• [Work to complete]:
Reproduce, word for word, the material from its first line through the line containing "horizontal-scrollbar[interactable] bbox=[89, 682, 628, 699]", including both of these lines.

• [Material to process]:
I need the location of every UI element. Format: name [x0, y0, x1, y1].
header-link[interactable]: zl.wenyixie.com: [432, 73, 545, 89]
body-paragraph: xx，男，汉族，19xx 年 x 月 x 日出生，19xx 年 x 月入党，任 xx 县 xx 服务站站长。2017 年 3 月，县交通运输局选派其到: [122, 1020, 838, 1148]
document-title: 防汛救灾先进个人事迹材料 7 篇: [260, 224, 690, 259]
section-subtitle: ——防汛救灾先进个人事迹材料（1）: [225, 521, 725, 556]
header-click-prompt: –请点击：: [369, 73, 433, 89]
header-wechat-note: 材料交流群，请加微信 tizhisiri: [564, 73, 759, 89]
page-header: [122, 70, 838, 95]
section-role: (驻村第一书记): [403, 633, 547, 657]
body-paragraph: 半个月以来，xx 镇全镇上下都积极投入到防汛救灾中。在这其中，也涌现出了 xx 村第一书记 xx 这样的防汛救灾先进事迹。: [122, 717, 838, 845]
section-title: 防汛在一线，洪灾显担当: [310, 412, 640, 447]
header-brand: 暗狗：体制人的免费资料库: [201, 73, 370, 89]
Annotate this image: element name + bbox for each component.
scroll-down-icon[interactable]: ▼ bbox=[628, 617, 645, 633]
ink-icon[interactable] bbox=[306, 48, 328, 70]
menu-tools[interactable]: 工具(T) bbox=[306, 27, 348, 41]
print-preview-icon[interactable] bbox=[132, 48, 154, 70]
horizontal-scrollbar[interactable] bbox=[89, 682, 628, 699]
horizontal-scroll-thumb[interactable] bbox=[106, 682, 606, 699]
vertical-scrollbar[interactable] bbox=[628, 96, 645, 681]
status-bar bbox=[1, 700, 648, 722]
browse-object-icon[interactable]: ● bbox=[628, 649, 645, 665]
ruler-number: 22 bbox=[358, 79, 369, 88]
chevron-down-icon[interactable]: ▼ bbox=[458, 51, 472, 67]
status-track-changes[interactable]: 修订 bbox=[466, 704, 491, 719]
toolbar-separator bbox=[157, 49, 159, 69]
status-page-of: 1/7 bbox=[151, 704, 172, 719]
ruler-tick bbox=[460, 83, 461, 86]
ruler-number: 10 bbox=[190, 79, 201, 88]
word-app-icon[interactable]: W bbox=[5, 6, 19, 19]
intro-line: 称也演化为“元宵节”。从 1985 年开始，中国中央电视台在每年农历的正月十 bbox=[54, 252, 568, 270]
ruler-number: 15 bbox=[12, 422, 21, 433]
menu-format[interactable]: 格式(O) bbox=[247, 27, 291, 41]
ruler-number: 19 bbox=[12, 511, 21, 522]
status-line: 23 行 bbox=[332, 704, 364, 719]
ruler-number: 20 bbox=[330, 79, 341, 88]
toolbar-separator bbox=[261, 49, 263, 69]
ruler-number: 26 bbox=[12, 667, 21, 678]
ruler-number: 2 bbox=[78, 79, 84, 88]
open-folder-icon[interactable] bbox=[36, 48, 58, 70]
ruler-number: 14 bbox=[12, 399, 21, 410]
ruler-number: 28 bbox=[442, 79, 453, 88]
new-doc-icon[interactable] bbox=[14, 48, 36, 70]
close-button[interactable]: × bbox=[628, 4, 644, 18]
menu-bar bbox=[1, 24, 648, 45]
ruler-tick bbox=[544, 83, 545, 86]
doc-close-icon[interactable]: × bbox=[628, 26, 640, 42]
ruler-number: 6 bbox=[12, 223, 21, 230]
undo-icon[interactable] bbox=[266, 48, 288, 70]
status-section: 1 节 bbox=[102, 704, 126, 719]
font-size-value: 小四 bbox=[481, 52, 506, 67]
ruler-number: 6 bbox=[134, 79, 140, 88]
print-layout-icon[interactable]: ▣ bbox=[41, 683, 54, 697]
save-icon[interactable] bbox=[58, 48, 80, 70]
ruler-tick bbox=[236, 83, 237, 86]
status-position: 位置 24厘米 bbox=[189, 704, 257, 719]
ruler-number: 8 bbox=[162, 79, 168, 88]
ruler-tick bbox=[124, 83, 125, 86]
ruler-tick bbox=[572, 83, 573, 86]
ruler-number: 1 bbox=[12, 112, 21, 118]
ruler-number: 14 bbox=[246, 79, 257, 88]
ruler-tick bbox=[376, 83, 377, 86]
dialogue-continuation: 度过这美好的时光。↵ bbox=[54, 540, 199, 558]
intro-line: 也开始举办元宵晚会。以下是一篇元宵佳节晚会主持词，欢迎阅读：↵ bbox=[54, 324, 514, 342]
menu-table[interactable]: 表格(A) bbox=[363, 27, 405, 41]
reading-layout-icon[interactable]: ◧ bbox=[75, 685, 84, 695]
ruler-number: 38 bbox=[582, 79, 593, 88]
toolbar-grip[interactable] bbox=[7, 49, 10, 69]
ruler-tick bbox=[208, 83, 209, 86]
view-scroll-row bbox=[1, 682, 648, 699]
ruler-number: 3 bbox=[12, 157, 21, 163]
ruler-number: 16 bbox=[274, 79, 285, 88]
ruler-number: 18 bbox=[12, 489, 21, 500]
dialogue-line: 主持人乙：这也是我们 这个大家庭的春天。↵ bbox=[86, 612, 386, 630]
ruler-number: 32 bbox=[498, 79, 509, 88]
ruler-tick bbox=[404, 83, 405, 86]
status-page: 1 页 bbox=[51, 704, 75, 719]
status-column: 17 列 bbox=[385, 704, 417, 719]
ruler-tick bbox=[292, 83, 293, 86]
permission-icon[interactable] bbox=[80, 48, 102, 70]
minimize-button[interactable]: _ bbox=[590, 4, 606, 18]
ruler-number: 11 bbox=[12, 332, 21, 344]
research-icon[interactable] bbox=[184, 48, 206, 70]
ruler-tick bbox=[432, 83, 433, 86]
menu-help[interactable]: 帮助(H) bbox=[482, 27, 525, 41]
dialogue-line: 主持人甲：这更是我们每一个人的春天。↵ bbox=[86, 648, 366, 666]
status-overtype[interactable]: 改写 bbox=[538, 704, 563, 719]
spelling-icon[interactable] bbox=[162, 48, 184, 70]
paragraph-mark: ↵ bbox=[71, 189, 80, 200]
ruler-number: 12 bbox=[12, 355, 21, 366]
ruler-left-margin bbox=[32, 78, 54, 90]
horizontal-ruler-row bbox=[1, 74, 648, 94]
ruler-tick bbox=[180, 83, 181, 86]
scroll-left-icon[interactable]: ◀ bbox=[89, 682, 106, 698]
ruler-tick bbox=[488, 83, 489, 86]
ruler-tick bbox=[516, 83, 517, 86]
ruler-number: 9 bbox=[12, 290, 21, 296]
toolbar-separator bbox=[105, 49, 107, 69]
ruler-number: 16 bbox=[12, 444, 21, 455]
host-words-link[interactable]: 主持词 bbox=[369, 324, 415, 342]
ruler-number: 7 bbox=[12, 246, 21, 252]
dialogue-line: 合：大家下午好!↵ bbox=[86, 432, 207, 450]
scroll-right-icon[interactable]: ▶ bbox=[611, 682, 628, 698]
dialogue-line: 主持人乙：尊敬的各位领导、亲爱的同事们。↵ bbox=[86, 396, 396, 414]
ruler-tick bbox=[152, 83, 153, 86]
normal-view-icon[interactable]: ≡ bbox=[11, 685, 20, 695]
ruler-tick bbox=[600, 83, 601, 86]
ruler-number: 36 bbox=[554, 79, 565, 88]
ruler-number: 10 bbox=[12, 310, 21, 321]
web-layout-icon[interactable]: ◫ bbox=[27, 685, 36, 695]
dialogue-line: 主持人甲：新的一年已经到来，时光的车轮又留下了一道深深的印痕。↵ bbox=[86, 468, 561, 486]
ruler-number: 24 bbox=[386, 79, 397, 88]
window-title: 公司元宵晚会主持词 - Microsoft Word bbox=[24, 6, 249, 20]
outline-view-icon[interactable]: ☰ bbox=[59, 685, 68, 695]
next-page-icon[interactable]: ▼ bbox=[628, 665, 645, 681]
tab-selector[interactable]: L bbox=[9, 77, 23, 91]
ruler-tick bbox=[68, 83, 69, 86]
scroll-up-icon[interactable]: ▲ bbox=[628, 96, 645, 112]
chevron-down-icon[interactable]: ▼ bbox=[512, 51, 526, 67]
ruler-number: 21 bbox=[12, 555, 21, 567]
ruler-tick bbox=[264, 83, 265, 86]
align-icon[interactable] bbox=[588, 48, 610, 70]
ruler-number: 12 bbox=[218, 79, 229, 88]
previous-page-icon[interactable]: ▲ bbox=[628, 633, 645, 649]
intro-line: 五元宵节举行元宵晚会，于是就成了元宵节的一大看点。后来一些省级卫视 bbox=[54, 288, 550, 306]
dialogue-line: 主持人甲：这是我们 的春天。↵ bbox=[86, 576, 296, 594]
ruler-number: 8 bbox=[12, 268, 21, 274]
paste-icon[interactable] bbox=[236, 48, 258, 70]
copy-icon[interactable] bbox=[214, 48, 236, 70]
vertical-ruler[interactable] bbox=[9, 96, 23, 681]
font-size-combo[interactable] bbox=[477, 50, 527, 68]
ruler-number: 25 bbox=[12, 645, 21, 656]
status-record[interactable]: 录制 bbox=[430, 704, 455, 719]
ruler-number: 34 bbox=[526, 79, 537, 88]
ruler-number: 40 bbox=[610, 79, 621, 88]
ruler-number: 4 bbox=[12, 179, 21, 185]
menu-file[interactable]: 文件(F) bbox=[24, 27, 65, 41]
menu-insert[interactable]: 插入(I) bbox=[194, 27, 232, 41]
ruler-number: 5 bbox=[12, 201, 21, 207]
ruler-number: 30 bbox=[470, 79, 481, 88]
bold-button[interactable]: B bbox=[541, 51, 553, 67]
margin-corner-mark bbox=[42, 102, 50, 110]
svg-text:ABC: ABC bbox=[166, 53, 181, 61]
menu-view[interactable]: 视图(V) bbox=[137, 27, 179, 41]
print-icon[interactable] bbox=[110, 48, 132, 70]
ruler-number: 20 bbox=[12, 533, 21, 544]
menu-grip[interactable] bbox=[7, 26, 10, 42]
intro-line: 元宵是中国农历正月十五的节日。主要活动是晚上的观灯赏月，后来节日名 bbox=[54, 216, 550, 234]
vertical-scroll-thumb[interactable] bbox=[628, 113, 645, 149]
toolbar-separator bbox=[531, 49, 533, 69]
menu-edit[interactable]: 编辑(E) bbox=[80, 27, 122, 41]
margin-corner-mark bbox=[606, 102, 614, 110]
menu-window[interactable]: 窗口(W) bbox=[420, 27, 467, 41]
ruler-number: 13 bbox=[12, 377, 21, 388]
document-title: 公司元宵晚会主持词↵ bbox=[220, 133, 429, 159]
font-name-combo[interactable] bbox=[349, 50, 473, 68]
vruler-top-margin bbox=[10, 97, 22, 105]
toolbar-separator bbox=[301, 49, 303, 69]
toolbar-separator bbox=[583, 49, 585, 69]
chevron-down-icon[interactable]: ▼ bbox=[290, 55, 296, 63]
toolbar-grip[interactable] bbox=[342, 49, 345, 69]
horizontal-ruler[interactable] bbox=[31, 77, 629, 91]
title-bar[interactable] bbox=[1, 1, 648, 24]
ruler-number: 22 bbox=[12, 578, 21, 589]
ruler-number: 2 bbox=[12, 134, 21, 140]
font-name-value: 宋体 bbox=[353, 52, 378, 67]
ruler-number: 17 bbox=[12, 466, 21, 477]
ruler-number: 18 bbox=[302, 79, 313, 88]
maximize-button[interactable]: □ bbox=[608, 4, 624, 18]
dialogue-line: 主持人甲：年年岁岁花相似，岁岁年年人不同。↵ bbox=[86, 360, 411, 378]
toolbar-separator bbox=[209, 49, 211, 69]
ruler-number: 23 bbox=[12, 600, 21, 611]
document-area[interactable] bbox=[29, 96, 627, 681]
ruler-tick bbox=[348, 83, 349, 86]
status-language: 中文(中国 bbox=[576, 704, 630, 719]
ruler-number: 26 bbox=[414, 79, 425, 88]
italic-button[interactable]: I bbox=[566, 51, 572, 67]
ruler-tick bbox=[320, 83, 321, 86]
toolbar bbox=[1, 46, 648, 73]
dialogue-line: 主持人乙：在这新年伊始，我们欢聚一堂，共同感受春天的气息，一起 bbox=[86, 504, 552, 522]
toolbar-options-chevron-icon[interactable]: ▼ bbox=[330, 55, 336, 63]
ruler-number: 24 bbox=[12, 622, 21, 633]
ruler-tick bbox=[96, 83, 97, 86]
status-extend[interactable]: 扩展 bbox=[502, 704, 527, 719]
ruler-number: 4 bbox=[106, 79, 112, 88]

• [Right answer]:
I need the location of every UI element. Format: name [x0, y0, x1, y1].
header-link[interactable]: zl.wenyixie.com: [432, 73, 545, 89]
body-paragraph: xx，男，汉族，19xx 年 x 月 x 日出生，19xx 年 x 月入党，任 xx 县 xx 服务站站长。2017 年 3 月，县交通运输局选派其到: [122, 1020, 838, 1148]
document-title: 防汛救灾先进个人事迹材料 7 篇: [260, 224, 690, 259]
section-subtitle: ——防汛救灾先进个人事迹材料（1）: [225, 521, 725, 556]
header-click-prompt: –请点击：: [369, 73, 433, 89]
header-wechat-note: 材料交流群，请加微信 tizhisiri: [564, 73, 759, 89]
page-header: [122, 70, 838, 95]
section-role: (驻村第一书记): [403, 633, 547, 657]
body-paragraph: 半个月以来，xx 镇全镇上下都积极投入到防汛救灾中。在这其中，也涌现出了 xx 村第一书记 xx 这样的防汛救灾先进事迹。: [122, 717, 838, 845]
section-title: 防汛在一线，洪灾显担当: [310, 412, 640, 447]
header-brand: 暗狗：体制人的免费资料库: [201, 73, 370, 89]
Annotate this image: element name + bbox for each component.
scroll-down-icon[interactable]: ▼ bbox=[628, 617, 645, 633]
ink-icon[interactable] bbox=[306, 48, 328, 70]
menu-tools[interactable]: 工具(T) bbox=[306, 27, 348, 41]
print-preview-icon[interactable] bbox=[132, 48, 154, 70]
horizontal-scrollbar[interactable] bbox=[89, 682, 628, 699]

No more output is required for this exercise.